## START Passage given

This profile refers to men who have left military service (duty or post) without permission. In accordance with the terms of the Syrian Military Penal Code, a ‘fugitive military person or military-equivalent person’ is considered: any military person or equivalent person who is absent from his squad or detachment without permission for a certain period qualified by the law; and any military person who travelled alone from one place to another or from point-to-point and his vacation has ended and he has not returned within a certain time period from the date fixed for his arrival or return. The applicable durations of absence depend on whether the offence takes place in peace or war time, the duration of service, and whether the person crosses an international border.[21]

See also the general COI summary under Persons who evaded or deserted military service.

COI summary

According to the Military Penal Code (Articles 100, 101), desertion is punishable by one to five years imprisonment in peacetime and can result in a prison sentence double up in wartime. [Targeting, 2.3.2]

Those who have left the country following desertion can be punished with a penalty of up to 15 years imprisonment in wartime. Desertion to the enemy is punishable by life imprisonment or the death penalty. Deserters are punished more severely than draft evaders. [Targeting, 2.3.2]

Reporting for the period between mid-July 2018 and mid-January 2019, the Independent International Commission of Inquiry on the Syrian Arab Republic (CoI) assessed that conscript deserters were among the groups most likely to be detained arbitrarily by the GoS forces. In previous years, deserters were often punished in the same way as those who actively joined the opposition. In targeted campaigns, the government systematically arrested defectors and military personnel suspected of sympathising with the opposition. According to a 2015 report, the Syrian government arrested defectors and had them forcefully disappeared. [Targeting, 2.3.2]

Amnesty laws were issued on several occasions since Syria’s crisis began in March 2011 to grant draft evaders or deserters amnesty from prosecution. Legislative Decree No 18 issued in October 2018, granted a general amnesty to certain individuals in Syria or abroad, accused of deserting or avoiding military service. However, the amnesty did not exempt the person to whom it was granted from military service. The amnesty had to be taken up within four months for those residing within the country, or six months for those living abroad. Those who fought on the side of the armed opposition or dissented against GoS were excluded from the amnesty. [Targeting, 2.4]

In November 2018, sources assessed that very few individuals would be interested in using the amnesty law, the main reasons being that it did not pardon them for fulfilling the military service. Other sources also mentioned that GoS has not respected prior amnesties and reconciliation agreements, fuelling distrust among Syrians. [Targeting, 2.4]

Despite the October 2018 amnesty law, the GoS issued new lists of persons called for emergency military service, which contained 400 000 names, including a large number of youths whose names had just been removed from the list by virtue of the amnesty measure. [Targeting, 2.4]

The grace period of four to six months granted by the amnesty expired on 9 April 2019. Information on whether the amnesty was renewed could not be found. [Targeting, 2.4]

In the recaptured areas, for defectors or other non-civilians who meet the conditions, the reconciliation process starts immediately. They are given 30 days to clarify their status (instead of the ‘grace period’ of six months applied to others), before being sent back to the same unit or another unit to continue their service [Recaptured areas, 2.7].

## END Passage given
## START Data to process

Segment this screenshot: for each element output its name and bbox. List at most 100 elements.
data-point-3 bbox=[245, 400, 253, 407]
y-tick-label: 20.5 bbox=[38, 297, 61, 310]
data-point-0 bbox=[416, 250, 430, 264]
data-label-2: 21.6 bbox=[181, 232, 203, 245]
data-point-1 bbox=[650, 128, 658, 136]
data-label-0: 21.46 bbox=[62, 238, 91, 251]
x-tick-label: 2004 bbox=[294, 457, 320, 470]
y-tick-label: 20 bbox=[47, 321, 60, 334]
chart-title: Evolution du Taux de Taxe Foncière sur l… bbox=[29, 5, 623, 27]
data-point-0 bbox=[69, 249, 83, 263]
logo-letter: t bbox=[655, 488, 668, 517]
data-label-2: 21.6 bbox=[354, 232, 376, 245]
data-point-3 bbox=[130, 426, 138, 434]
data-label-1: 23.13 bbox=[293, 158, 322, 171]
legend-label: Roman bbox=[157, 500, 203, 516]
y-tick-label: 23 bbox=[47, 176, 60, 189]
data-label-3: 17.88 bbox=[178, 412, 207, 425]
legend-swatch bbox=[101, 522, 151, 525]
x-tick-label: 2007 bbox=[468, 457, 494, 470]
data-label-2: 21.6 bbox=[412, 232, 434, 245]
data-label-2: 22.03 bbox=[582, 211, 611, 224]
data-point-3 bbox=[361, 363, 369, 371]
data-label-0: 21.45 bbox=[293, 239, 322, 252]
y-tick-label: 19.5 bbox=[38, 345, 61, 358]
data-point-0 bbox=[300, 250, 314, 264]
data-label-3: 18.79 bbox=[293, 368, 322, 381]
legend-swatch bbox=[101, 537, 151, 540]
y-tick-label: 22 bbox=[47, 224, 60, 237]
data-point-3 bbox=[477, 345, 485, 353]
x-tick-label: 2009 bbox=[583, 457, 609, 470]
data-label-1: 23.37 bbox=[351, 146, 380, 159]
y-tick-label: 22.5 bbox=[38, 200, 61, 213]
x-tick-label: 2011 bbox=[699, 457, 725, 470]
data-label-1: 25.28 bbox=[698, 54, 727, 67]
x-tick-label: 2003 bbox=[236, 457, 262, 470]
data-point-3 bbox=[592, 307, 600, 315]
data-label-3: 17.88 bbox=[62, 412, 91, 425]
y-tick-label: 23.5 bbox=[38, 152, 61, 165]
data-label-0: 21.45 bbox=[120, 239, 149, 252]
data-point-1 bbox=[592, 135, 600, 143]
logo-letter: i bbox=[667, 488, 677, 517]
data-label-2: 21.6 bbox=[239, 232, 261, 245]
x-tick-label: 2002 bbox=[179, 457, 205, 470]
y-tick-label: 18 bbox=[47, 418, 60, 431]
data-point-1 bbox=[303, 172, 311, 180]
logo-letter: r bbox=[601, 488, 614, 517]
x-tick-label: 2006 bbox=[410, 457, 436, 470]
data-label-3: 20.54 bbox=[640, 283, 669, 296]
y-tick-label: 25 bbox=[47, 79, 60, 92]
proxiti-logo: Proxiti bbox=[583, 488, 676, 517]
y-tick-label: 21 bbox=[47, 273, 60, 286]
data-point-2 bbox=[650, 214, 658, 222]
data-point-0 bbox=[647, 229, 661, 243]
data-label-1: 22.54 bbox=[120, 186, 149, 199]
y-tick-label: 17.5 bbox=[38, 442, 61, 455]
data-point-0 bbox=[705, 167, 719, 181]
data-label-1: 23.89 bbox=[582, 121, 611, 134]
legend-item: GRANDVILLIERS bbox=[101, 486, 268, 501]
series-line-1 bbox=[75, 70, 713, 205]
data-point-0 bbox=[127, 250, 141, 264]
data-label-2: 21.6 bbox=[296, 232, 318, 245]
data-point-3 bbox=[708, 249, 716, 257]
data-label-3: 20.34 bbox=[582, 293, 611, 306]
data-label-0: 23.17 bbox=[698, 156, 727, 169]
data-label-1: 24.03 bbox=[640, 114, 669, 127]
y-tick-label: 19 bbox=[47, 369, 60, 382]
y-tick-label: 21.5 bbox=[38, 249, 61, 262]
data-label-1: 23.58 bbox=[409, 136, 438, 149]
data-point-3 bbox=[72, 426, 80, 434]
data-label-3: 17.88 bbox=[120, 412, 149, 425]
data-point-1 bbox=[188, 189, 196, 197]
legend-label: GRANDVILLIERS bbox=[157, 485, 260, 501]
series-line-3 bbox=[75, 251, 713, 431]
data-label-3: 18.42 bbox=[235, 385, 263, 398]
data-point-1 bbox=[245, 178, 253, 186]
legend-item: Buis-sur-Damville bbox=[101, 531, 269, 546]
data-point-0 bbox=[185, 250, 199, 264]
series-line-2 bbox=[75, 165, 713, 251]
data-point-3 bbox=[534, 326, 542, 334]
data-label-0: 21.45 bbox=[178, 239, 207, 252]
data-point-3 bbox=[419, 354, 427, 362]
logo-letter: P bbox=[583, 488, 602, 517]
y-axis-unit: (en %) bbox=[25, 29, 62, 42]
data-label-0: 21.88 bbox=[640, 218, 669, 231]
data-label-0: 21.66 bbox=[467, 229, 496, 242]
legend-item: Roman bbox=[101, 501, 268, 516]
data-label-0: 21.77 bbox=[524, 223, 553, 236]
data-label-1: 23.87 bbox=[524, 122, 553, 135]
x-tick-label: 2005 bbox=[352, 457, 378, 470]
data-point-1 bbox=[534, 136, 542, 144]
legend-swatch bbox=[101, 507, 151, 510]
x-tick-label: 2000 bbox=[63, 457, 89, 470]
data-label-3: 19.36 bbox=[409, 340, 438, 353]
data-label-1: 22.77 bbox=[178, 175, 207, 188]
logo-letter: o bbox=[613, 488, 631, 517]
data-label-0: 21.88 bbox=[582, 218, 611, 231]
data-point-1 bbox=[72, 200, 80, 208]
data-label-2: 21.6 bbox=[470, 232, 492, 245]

## END Data to process

Work instructions:
- A) Set down the stretch of the passage on Syrian military deserters from "This profile refers" through "deserted military service.".
- B) Count the lines of the records that contain the string "GRANDVILLIERS", and give only the number.

Expected answers:
- A)
This profile refers to men who have left military service (duty or post) without permission. In accordance with the terms of the Syrian Military Penal Code, a ‘fugitive military person or military-equivalent person’ is considered: any military person or equivalent person who is absent from his squad or detachment without permission for a certain period qualified by the law; and any military person who travelled alone from one place to another or from point-to-point and his vacation has ended and he has not returned within a certain time period from the date fixed for his arrival or return. The applicable durations of absence depend on whether the offence takes place in peace or war time, the duration of service, and whether the person crosses an international border.[21]

See also the general COI summary under Persons who evaded or deserted military service.

- B) 2